### GOAL OF THE EXERCISE:
All entries below are to be set down again, identical to the source.

### SUPPLIED MATERIAL:
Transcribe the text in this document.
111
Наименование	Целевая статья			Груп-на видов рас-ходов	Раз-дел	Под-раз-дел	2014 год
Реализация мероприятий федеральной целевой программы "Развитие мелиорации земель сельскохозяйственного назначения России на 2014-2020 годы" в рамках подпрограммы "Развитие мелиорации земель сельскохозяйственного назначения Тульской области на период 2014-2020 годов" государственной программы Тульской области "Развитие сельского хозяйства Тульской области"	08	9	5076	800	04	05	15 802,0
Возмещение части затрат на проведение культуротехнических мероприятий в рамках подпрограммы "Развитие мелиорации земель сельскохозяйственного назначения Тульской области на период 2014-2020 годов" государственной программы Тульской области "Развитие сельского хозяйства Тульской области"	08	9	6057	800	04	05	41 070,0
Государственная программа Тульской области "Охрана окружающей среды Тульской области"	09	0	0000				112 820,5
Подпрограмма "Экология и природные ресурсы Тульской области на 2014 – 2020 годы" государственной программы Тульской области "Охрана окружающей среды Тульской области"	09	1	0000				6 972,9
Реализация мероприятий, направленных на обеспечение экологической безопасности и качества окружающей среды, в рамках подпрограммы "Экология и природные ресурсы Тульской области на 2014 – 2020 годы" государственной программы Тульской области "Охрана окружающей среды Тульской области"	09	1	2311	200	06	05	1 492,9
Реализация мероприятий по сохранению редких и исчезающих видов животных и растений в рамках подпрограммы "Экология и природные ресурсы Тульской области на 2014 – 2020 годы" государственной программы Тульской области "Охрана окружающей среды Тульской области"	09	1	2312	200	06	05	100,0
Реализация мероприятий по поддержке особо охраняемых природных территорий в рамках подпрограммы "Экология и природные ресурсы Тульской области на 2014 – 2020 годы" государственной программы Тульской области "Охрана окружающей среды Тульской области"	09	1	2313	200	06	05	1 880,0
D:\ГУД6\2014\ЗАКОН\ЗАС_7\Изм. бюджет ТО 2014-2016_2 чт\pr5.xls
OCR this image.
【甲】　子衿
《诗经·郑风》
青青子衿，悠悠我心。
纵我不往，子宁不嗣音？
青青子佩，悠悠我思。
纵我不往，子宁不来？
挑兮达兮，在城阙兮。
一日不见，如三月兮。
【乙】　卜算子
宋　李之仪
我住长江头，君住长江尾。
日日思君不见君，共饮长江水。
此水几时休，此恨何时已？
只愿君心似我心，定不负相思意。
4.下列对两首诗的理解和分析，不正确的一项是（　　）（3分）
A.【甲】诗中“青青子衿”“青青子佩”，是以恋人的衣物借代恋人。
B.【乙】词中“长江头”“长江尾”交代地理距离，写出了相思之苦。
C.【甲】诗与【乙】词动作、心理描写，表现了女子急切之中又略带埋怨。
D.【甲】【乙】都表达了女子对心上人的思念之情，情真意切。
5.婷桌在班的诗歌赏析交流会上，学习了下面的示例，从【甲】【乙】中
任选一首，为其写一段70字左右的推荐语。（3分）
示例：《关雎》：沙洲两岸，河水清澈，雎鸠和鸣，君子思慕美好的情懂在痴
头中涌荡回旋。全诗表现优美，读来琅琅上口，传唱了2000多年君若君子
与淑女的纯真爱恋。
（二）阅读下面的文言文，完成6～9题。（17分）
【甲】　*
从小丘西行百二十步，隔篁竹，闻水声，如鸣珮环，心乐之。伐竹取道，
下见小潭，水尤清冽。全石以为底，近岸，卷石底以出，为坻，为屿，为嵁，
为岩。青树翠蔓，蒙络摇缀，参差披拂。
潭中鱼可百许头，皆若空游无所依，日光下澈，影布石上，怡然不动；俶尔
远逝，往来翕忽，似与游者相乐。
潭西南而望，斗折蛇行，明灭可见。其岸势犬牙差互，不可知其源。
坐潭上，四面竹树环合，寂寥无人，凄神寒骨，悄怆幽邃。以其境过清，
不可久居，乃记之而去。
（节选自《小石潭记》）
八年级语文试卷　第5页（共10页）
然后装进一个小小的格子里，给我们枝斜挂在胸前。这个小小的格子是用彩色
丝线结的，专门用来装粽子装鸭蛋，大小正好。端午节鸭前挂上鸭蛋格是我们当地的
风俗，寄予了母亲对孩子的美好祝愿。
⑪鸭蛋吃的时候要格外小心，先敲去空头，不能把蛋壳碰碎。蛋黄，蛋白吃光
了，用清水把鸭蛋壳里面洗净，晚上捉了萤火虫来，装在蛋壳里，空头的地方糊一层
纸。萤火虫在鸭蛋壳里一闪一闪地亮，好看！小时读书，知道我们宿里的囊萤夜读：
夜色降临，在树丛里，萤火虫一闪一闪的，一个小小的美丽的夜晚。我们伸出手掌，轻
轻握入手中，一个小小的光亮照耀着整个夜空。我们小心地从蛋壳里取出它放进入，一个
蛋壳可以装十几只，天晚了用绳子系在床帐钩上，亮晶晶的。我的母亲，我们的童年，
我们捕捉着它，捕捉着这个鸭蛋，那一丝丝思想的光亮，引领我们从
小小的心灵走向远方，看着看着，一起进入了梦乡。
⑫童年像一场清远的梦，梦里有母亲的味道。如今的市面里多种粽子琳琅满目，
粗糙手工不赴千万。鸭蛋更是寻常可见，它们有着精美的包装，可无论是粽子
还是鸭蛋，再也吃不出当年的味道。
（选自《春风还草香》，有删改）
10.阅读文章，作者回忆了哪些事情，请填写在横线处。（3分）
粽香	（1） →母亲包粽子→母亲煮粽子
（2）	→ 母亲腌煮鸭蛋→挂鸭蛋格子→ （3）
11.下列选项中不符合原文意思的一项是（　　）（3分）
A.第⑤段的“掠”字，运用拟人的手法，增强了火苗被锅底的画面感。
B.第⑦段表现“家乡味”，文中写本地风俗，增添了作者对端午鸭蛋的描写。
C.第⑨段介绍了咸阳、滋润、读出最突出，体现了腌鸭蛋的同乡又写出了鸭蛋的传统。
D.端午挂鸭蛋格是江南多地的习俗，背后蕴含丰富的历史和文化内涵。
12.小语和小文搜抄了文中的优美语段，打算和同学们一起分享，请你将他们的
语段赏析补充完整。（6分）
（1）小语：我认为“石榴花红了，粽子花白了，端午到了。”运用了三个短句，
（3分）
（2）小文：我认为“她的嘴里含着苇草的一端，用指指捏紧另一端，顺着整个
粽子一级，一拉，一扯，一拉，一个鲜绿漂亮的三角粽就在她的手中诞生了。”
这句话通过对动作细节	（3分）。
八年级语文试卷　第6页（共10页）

### RESULT FOR THIS TASK:
Transcribe the text in this document.
111
Наименование	Целевая статья			Груп-на видов рас-ходов	Раз-дел	Под-раз-дел	2014 год
Реализация мероприятий федеральной целевой программы "Развитие мелиорации земель сельскохозяйственного назначения России на 2014-2020 годы" в рамках подпрограммы "Развитие мелиорации земель сельскохозяйственного назначения Тульской области на период 2014-2020 годов" государственной программы Тульской области "Развитие сельского хозяйства Тульской области"	08	9	5076	800	04	05	15 802,0
Возмещение части затрат на проведение культуротехнических мероприятий в рамках подпрограммы "Развитие мелиорации земель сельскохозяйственного назначения Тульской области на период 2014-2020 годов" государственной программы Тульской области "Развитие сельского хозяйства Тульской области"	08	9	6057	800	04	05	41 070,0
Государственная программа Тульской области "Охрана окружающей среды Тульской области"	09	0	0000				112 820,5
Подпрограмма "Экология и природные ресурсы Тульской области на 2014 – 2020 годы" государственной программы Тульской области "Охрана окружающей среды Тульской области"	09	1	0000				6 972,9
Реализация мероприятий, направленных на обеспечение экологической безопасности и качества окружающей среды, в рамках подпрограммы "Экология и природные ресурсы Тульской области на 2014 – 2020 годы" государственной программы Тульской области "Охрана окружающей среды Тульской области"	09	1	2311	200	06	05	1 492,9
Реализация мероприятий по сохранению редких и исчезающих видов животных и растений в рамках подпрограммы "Экология и природные ресурсы Тульской области на 2014 – 2020 годы" государственной программы Тульской области "Охрана окружающей среды Тульской области"	09	1	2312	200	06	05	100,0
Реализация мероприятий по поддержке особо охраняемых природных территорий в рамках подпрограммы "Экология и природные ресурсы Тульской области на 2014 – 2020 годы" государственной программы Тульской области "Охрана окружающей среды Тульской области"	09	1	2313	200	06	05	1 880,0
D:\ГУД6\2014\ЗАКОН\ЗАС_7\Изм. бюджет ТО 2014-2016_2 чт\pr5.xls
OCR this image.
【甲】　子衿
《诗经·郑风》
青青子衿，悠悠我心。
纵我不往，子宁不嗣音？
青青子佩，悠悠我思。
纵我不往，子宁不来？
挑兮达兮，在城阙兮。
一日不见，如三月兮。
【乙】　卜算子
宋　李之仪
我住长江头，君住长江尾。
日日思君不见君，共饮长江水。
此水几时休，此恨何时已？
只愿君心似我心，定不负相思意。
4.下列对两首诗的理解和分析，不正确的一项是（　　）（3分）
A.【甲】诗中“青青子衿”“青青子佩”，是以恋人的衣物借代恋人。
B.【乙】词中“长江头”“长江尾”交代地理距离，写出了相思之苦。
C.【甲】诗与【乙】词动作、心理描写，表现了女子急切之中又略带埋怨。
D.【甲】【乙】都表达了女子对心上人的思念之情，情真意切。
5.婷桌在班的诗歌赏析交流会上，学习了下面的示例，从【甲】【乙】中
任选一首，为其写一段70字左右的推荐语。（3分）
示例：《关雎》：沙洲两岸，河水清澈，雎鸠和鸣，君子思慕美好的情懂在痴
头中涌荡回旋。全诗表现优美，读来琅琅上口，传唱了2000多年君若君子
与淑女的纯真爱恋。
（二）阅读下面的文言文，完成6～9题。（17分）
【甲】　*
从小丘西行百二十步，隔篁竹，闻水声，如鸣珮环，心乐之。伐竹取道，
下见小潭，水尤清冽。全石以为底，近岸，卷石底以出，为坻，为屿，为嵁，
为岩。青树翠蔓，蒙络摇缀，参差披拂。
潭中鱼可百许头，皆若空游无所依，日光下澈，影布石上，怡然不动；俶尔
远逝，往来翕忽，似与游者相乐。
潭西南而望，斗折蛇行，明灭可见。其岸势犬牙差互，不可知其源。
坐潭上，四面竹树环合，寂寥无人，凄神寒骨，悄怆幽邃。以其境过清，
不可久居，乃记之而去。
（节选自《小石潭记》）
八年级语文试卷　第5页（共10页）
然后装进一个小小的格子里，给我们枝斜挂在胸前。这个小小的格子是用彩色
丝线结的，专门用来装粽子装鸭蛋，大小正好。端午节鸭前挂上鸭蛋格是我们当地的
风俗，寄予了母亲对孩子的美好祝愿。
⑪鸭蛋吃的时候要格外小心，先敲去空头，不能把蛋壳碰碎。蛋黄，蛋白吃光
了，用清水把鸭蛋壳里面洗净，晚上捉了萤火虫来，装在蛋壳里，空头的地方糊一层
纸。萤火虫在鸭蛋壳里一闪一闪地亮，好看！小时读书，知道我们宿里的囊萤夜读：
夜色降临，在树丛里，萤火虫一闪一闪的，一个小小的美丽的夜晚。我们伸出手掌，轻
轻握入手中，一个小小的光亮照耀着整个夜空。我们小心地从蛋壳里取出它放进入，一个
蛋壳可以装十几只，天晚了用绳子系在床帐钩上，亮晶晶的。我的母亲，我们的童年，
我们捕捉着它，捕捉着这个鸭蛋，那一丝丝思想的光亮，引领我们从
小小的心灵走向远方，看着看着，一起进入了梦乡。
⑫童年像一场清远的梦，梦里有母亲的味道。如今的市面里多种粽子琳琅满目，
粗糙手工不赴千万。鸭蛋更是寻常可见，它们有着精美的包装，可无论是粽子
还是鸭蛋，再也吃不出当年的味道。
（选自《春风还草香》，有删改）
10.阅读文章，作者回忆了哪些事情，请填写在横线处。（3分）
粽香	（1） →母亲包粽子→母亲煮粽子
（2）	→ 母亲腌煮鸭蛋→挂鸭蛋格子→ （3）
11.下列选项中不符合原文意思的一项是（　　）（3分）
A.第⑤段的“掠”字，运用拟人的手法，增强了火苗被锅底的画面感。
B.第⑦段表现“家乡味”，文中写本地风俗，增添了作者对端午鸭蛋的描写。
C.第⑨段介绍了咸阳、滋润、读出最突出，体现了腌鸭蛋的同乡又写出了鸭蛋的传统。
D.端午挂鸭蛋格是江南多地的习俗，背后蕴含丰富的历史和文化内涵。
12.小语和小文搜抄了文中的优美语段，打算和同学们一起分享，请你将他们的
语段赏析补充完整。（6分）
（1）小语：我认为“石榴花红了，粽子花白了，端午到了。”运用了三个短句，
（3分）
（2）小文：我认为“她的嘴里含着苇草的一端，用指指捏紧另一端，顺着整个
粽子一级，一拉，一扯，一拉，一个鲜绿漂亮的三角粽就在她的手中诞生了。”
这句话通过对动作细节	（3分）。
八年级语文试卷　第6页（共10页）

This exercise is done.